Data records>
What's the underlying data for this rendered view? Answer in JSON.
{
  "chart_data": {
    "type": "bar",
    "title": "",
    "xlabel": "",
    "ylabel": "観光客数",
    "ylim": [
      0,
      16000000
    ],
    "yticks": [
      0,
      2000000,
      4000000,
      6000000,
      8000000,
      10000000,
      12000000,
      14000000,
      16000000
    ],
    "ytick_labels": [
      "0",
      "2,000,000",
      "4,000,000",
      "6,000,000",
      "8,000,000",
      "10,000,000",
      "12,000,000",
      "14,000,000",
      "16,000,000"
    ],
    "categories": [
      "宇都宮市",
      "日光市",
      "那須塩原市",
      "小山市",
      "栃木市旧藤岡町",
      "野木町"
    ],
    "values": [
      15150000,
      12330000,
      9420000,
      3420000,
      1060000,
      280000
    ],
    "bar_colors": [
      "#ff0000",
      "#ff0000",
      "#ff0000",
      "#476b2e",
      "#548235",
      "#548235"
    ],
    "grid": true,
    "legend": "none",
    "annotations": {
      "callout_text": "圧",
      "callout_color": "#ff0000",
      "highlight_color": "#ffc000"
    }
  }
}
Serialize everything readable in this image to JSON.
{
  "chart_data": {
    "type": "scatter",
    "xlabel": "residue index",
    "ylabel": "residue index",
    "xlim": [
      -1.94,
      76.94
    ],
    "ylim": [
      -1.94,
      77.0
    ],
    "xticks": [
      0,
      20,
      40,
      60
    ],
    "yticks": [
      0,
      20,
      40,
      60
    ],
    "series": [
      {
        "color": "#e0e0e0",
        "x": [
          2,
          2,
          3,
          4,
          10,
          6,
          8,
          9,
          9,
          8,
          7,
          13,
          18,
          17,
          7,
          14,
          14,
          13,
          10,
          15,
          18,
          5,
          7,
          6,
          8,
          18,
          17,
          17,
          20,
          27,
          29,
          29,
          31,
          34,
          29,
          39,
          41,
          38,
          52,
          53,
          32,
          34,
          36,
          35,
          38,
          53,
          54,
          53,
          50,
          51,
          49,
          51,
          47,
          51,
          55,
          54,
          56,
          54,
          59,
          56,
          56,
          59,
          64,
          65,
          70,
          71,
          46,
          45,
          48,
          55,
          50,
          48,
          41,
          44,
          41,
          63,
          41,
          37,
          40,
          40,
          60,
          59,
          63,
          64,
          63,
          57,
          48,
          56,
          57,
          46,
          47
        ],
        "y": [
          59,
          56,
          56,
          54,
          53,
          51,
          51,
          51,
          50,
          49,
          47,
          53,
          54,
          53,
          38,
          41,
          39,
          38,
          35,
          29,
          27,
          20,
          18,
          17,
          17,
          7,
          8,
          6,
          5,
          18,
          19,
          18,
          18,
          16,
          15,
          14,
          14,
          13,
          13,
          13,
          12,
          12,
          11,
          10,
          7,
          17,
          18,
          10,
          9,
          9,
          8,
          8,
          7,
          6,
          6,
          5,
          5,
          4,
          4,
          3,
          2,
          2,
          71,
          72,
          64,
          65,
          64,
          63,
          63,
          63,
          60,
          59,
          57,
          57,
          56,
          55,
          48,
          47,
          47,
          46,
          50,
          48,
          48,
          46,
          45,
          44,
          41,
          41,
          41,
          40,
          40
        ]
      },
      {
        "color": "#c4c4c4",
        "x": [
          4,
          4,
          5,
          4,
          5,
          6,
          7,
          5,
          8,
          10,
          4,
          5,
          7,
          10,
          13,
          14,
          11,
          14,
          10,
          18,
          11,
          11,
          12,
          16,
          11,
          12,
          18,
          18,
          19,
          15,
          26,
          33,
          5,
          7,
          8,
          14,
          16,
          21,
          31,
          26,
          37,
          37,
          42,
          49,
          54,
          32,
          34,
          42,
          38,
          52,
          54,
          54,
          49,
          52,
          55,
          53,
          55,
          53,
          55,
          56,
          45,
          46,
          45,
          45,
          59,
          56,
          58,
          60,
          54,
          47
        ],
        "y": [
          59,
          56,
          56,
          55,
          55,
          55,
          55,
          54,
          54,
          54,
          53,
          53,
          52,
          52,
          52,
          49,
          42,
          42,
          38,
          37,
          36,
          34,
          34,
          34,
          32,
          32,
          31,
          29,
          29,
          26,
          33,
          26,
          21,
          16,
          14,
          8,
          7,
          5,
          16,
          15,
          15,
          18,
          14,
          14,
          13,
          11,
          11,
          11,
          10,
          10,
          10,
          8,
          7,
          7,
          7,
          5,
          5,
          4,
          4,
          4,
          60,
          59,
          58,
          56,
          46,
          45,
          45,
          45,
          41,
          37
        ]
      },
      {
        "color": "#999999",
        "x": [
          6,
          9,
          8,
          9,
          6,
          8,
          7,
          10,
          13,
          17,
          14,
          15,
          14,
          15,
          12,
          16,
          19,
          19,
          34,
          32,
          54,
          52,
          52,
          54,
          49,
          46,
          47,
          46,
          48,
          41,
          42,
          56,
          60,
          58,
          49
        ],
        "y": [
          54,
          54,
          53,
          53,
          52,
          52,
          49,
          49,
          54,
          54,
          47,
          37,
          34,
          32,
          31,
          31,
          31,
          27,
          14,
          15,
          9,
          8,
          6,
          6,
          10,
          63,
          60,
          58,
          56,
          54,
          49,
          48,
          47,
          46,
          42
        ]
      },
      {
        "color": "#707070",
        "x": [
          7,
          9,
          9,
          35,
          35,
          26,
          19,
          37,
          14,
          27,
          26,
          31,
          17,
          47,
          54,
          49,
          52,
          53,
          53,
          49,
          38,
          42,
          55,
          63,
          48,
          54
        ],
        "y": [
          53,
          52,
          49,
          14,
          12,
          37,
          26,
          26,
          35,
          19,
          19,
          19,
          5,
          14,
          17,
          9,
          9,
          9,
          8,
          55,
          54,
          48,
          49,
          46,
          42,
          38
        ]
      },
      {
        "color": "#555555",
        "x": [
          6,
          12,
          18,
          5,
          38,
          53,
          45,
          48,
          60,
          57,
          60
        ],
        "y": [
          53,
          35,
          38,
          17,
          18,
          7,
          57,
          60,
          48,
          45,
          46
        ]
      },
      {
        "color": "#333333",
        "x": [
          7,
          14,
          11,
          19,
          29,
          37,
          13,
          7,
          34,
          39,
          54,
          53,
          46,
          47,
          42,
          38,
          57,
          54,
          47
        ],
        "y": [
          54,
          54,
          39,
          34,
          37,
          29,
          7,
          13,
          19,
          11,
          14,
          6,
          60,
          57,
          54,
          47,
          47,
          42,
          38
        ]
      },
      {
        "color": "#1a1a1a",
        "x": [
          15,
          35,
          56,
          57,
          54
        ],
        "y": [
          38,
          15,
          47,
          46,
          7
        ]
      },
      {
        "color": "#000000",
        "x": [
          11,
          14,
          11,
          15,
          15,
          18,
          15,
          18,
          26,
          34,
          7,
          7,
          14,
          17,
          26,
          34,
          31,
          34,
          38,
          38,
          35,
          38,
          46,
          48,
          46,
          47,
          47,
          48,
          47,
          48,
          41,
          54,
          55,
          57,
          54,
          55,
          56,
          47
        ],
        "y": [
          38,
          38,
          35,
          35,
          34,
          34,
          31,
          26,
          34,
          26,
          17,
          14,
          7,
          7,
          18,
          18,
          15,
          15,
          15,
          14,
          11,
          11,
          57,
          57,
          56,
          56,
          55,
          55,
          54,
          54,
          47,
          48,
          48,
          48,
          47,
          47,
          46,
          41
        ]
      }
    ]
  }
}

EXERCISE DIRECTIONS>
The records above are to be copied in full, exactly as written.

RESULT BELOW>
What's the underlying data for this rendered view? Answer in JSON.
{
  "chart_data": {
    "type": "bar",
    "title": "",
    "xlabel": "",
    "ylabel": "観光客数",
    "ylim": [
      0,
      16000000
    ],
    "yticks": [
      0,
      2000000,
      4000000,
      6000000,
      8000000,
      10000000,
      12000000,
      14000000,
      16000000
    ],
    "ytick_labels": [
      "0",
      "2,000,000",
      "4,000,000",
      "6,000,000",
      "8,000,000",
      "10,000,000",
      "12,000,000",
      "14,000,000",
      "16,000,000"
    ],
    "categories": [
      "宇都宮市",
      "日光市",
      "那須塩原市",
      "小山市",
      "栃木市旧藤岡町",
      "野木町"
    ],
    "values": [
      15150000,
      12330000,
      9420000,
      3420000,
      1060000,
      280000
    ],
    "bar_colors": [
      "#ff0000",
      "#ff0000",
      "#ff0000",
      "#476b2e",
      "#548235",
      "#548235"
    ],
    "grid": true,
    "legend": "none",
    "annotations": {
      "callout_text": "圧",
      "callout_color": "#ff0000",
      "highlight_color": "#ffc000"
    }
  }
}
Serialize everything readable in this image to JSON.
{
  "chart_data": {
    "type": "scatter",
    "xlabel": "residue index",
    "ylabel": "residue index",
    "xlim": [
      -1.94,
      76.94
    ],
    "ylim": [
      -1.94,
      77.0
    ],
    "xticks": [
      0,
      20,
      40,
      60
    ],
    "yticks": [
      0,
      20,
      40,
      60
    ],
    "series": [
      {
        "color": "#e0e0e0",
        "x": [
          2,
          2,
          3,
          4,
          10,
          6,
          8,
          9,
          9,
          8,
          7,
          13,
          18,
          17,
          7,
          14,
          14,
          13,
          10,
          15,
          18,
          5,
          7,
          6,
          8,
          18,
          17,
          17,
          20,
          27,
          29,
          29,
          31,
          34,
          29,
          39,
          41,
          38,
          52,
          53,
          32,
          34,
          36,
          35,
          38,
          53,
          54,
          53,
          50,
          51,
          49,
          51,
          47,
          51,
          55,
          54,
          56,
          54,
          59,
          56,
          56,
          59,
          64,
          65,
          70,
          71,
          46,
          45,
          48,
          55,
          50,
          48,
          41,
          44,
          41,
          63,
          41,
          37,
          40,
          40,
          60,
          59,
          63,
          64,
          63,
          57,
          48,
          56,
          57,
          46,
          47
        ],
        "y": [
          59,
          56,
          56,
          54,
          53,
          51,
          51,
          51,
          50,
          49,
          47,
          53,
          54,
          53,
          38,
          41,
          39,
          38,
          35,
          29,
          27,
          20,
          18,
          17,
          17,
          7,
          8,
          6,
          5,
          18,
          19,
          18,
          18,
          16,
          15,
          14,
          14,
          13,
          13,
          13,
          12,
          12,
          11,
          10,
          7,
          17,
          18,
          10,
          9,
          9,
          8,
          8,
          7,
          6,
          6,
          5,
          5,
          4,
          4,
          3,
          2,
          2,
          71,
          72,
          64,
          65,
          64,
          63,
          63,
          63,
          60,
          59,
          57,
          57,
          56,
          55,
          48,
          47,
          47,
          46,
          50,
          48,
          48,
          46,
          45,
          44,
          41,
          41,
          41,
          40,
          40
        ]
      },
      {
        "color": "#c4c4c4",
        "x": [
          4,
          4,
          5,
          4,
          5,
          6,
          7,
          5,
          8,
          10,
          4,
          5,
          7,
          10,
          13,
          14,
          11,
          14,
          10,
          18,
          11,
          11,
          12,
          16,
          11,
          12,
          18,
          18,
          19,
          15,
          26,
          33,
          5,
          7,
          8,
          14,
          16,
          21,
          31,
          26,
          37,
          37,
          42,
          49,
          54,
          32,
          34,
          42,
          38,
          52,
          54,
          54,
          49,
          52,
          55,
          53,
          55,
          53,
          55,
          56,
          45,
          46,
          45,
          45,
          59,
          56,
          58,
          60,
          54,
          47
        ],
        "y": [
          59,
          56,
          56,
          55,
          55,
          55,
          55,
          54,
          54,
          54,
          53,
          53,
          52,
          52,
          52,
          49,
          42,
          42,
          38,
          37,
          36,
          34,
          34,
          34,
          32,
          32,
          31,
          29,
          29,
          26,
          33,
          26,
          21,
          16,
          14,
          8,
          7,
          5,
          16,
          15,
          15,
          18,
          14,
          14,
          13,
          11,
          11,
          11,
          10,
          10,
          10,
          8,
          7,
          7,
          7,
          5,
          5,
          4,
          4,
          4,
          60,
          59,
          58,
          56,
          46,
          45,
          45,
          45,
          41,
          37
        ]
      },
      {
        "color": "#999999",
        "x": [
          6,
          9,
          8,
          9,
          6,
          8,
          7,
          10,
          13,
          17,
          14,
          15,
          14,
          15,
          12,
          16,
          19,
          19,
          34,
          32,
          54,
          52,
          52,
          54,
          49,
          46,
          47,
          46,
          48,
          41,
          42,
          56,
          60,
          58,
          49
        ],
        "y": [
          54,
          54,
          53,
          53,
          52,
          52,
          49,
          49,
          54,
          54,
          47,
          37,
          34,
          32,
          31,
          31,
          31,
          27,
          14,
          15,
          9,
          8,
          6,
          6,
          10,
          63,
          60,
          58,
          56,
          54,
          49,
          48,
          47,
          46,
          42
        ]
      },
      {
        "color": "#707070",
        "x": [
          7,
          9,
          9,
          35,
          35,
          26,
          19,
          37,
          14,
          27,
          26,
          31,
          17,
          47,
          54,
          49,
          52,
          53,
          53,
          49,
          38,
          42,
          55,
          63,
          48,
          54
        ],
        "y": [
          53,
          52,
          49,
          14,
          12,
          37,
          26,
          26,
          35,
          19,
          19,
          19,
          5,
          14,
          17,
          9,
          9,
          9,
          8,
          55,
          54,
          48,
          49,
          46,
          42,
          38
        ]
      },
      {
        "color": "#555555",
        "x": [
          6,
          12,
          18,
          5,
          38,
          53,
          45,
          48,
          60,
          57,
          60
        ],
        "y": [
          53,
          35,
          38,
          17,
          18,
          7,
          57,
          60,
          48,
          45,
          46
        ]
      },
      {
        "color": "#333333",
        "x": [
          7,
          14,
          11,
          19,
          29,
          37,
          13,
          7,
          34,
          39,
          54,
          53,
          46,
          47,
          42,
          38,
          57,
          54,
          47
        ],
        "y": [
          54,
          54,
          39,
          34,
          37,
          29,
          7,
          13,
          19,
          11,
          14,
          6,
          60,
          57,
          54,
          47,
          47,
          42,
          38
        ]
      },
      {
        "color": "#1a1a1a",
        "x": [
          15,
          35,
          56,
          57,
          54
        ],
        "y": [
          38,
          15,
          47,
          46,
          7
        ]
      },
      {
        "color": "#000000",
        "x": [
          11,
          14,
          11,
          15,
          15,
          18,
          15,
          18,
          26,
          34,
          7,
          7,
          14,
          17,
          26,
          34,
          31,
          34,
          38,
          38,
          35,
          38,
          46,
          48,
          46,
          47,
          47,
          48,
          47,
          48,
          41,
          54,
          55,
          57,
          54,
          55,
          56,
          47
        ],
        "y": [
          38,
          38,
          35,
          35,
          34,
          34,
          31,
          26,
          34,
          26,
          17,
          14,
          7,
          7,
          18,
          18,
          15,
          15,
          15,
          14,
          11,
          11,
          57,
          57,
          56,
          56,
          55,
          55,
          54,
          54,
          47,
          48,
          48,
          48,
          47,
          47,
          46,
          41
        ]
      }
    ]
  }
}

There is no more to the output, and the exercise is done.